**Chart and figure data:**
===

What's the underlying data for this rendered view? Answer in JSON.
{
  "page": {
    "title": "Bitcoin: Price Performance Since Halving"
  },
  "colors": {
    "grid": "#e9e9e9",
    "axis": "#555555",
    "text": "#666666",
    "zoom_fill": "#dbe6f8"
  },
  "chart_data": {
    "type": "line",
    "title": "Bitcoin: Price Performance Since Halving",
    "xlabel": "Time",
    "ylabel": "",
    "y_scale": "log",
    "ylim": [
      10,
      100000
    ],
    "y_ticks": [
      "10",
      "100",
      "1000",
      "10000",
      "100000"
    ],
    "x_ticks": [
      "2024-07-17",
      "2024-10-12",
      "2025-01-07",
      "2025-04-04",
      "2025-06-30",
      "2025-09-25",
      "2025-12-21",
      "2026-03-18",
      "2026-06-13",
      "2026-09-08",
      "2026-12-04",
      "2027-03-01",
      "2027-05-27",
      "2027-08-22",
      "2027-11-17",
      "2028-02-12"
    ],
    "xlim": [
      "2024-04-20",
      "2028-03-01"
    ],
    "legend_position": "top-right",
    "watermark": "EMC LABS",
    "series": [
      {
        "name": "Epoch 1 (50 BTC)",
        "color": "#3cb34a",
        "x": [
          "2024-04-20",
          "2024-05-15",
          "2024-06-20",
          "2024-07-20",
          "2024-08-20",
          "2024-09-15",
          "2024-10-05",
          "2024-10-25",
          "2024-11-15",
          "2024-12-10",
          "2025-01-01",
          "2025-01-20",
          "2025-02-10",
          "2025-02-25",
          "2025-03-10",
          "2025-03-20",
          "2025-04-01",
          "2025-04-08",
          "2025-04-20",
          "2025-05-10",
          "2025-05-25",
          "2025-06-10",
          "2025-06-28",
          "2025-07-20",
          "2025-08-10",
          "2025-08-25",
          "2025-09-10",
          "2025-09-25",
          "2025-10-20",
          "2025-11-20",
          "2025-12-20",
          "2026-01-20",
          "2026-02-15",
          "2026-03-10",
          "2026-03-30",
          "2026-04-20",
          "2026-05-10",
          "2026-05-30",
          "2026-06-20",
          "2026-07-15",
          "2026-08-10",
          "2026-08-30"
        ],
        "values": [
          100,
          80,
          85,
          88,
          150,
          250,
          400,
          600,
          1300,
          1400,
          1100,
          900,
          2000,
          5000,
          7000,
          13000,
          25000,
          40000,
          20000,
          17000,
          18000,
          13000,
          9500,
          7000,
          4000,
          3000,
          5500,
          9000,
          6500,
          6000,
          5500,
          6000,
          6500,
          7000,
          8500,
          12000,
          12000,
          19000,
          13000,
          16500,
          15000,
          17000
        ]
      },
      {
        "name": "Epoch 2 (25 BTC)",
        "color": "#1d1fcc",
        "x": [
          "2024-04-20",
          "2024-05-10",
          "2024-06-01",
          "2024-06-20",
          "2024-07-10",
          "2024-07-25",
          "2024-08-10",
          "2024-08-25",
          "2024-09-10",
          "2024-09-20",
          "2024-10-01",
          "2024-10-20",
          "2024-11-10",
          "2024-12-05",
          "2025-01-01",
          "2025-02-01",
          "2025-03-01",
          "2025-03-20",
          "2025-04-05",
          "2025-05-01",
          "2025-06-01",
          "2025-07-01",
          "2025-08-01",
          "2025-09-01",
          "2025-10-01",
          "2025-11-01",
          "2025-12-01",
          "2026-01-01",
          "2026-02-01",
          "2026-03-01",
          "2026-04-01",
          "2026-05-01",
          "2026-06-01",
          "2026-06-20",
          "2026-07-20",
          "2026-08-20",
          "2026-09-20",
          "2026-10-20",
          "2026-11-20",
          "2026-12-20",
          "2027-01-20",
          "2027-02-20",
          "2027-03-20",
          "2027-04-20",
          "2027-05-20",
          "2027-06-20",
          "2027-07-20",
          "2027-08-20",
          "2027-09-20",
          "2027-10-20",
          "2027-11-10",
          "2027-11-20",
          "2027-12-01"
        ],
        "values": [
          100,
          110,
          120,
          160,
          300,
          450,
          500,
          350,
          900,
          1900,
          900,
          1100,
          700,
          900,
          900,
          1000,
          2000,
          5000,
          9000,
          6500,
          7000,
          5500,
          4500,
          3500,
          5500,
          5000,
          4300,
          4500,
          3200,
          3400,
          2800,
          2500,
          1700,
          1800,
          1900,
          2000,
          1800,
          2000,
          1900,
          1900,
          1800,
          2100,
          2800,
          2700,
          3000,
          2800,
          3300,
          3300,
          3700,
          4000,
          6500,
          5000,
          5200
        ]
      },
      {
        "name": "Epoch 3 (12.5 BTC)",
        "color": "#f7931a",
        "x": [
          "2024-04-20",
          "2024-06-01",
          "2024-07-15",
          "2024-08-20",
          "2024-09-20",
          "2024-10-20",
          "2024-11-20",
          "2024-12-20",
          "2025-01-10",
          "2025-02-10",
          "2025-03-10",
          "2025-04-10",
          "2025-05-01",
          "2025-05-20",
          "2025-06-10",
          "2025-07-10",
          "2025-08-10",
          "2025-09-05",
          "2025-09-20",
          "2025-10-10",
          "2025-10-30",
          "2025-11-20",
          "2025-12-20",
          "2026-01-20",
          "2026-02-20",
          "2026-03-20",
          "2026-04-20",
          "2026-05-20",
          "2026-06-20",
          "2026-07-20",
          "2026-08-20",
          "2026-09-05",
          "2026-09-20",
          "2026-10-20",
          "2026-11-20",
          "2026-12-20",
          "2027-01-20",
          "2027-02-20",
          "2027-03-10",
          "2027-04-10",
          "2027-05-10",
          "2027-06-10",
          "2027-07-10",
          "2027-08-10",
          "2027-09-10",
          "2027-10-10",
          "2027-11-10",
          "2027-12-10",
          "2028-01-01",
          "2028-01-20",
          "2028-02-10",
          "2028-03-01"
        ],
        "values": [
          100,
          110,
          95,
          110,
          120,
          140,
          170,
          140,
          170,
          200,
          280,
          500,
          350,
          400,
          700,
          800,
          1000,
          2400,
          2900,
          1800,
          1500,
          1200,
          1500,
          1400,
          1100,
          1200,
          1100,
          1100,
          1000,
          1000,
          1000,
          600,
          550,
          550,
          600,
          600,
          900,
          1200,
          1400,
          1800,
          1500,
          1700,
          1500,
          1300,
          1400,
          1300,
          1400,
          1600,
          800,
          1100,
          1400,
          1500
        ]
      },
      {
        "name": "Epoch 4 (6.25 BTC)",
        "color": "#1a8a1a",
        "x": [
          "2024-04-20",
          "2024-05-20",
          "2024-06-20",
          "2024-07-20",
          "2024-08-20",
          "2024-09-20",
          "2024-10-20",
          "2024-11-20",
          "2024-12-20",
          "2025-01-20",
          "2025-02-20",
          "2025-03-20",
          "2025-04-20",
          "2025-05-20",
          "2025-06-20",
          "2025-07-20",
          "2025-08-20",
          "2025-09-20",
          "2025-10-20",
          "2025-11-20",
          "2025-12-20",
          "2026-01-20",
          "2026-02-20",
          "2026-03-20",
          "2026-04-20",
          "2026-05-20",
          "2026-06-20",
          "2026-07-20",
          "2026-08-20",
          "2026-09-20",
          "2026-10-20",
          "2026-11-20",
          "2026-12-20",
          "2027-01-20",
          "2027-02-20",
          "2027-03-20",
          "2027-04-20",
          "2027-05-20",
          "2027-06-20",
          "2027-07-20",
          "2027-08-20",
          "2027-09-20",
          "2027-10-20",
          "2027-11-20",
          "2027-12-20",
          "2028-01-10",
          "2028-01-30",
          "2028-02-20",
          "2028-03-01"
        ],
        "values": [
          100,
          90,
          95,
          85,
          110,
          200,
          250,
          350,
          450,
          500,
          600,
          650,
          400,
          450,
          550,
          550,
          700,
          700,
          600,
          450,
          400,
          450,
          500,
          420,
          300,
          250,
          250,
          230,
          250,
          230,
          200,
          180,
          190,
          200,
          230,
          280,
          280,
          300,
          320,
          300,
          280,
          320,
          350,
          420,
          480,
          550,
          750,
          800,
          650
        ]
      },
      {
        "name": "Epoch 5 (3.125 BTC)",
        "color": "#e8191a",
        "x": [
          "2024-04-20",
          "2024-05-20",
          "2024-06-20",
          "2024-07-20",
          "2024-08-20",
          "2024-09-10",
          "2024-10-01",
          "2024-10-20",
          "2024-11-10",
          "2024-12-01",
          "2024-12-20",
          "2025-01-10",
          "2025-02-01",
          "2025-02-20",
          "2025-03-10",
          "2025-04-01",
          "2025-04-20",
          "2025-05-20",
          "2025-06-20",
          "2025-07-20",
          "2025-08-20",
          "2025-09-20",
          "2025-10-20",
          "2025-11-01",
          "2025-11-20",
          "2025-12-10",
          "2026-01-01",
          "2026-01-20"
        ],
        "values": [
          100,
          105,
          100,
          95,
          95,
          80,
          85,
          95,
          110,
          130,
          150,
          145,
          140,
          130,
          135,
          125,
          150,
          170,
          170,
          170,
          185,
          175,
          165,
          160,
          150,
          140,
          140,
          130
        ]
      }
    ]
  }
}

===

**THE REQUEST:** Look through the entries above and report each line where the string "name" occurs.

**EXERCISE RESPONSE:**
        "name": "Epoch 1 (50 BTC)",
        "name": "Epoch 2 (25 BTC)",
        "name": "Epoch 3 (12.5 BTC)",
        "name": "Epoch 4 (6.25 BTC)",
        "name": "Epoch 5 (3.125 BTC)",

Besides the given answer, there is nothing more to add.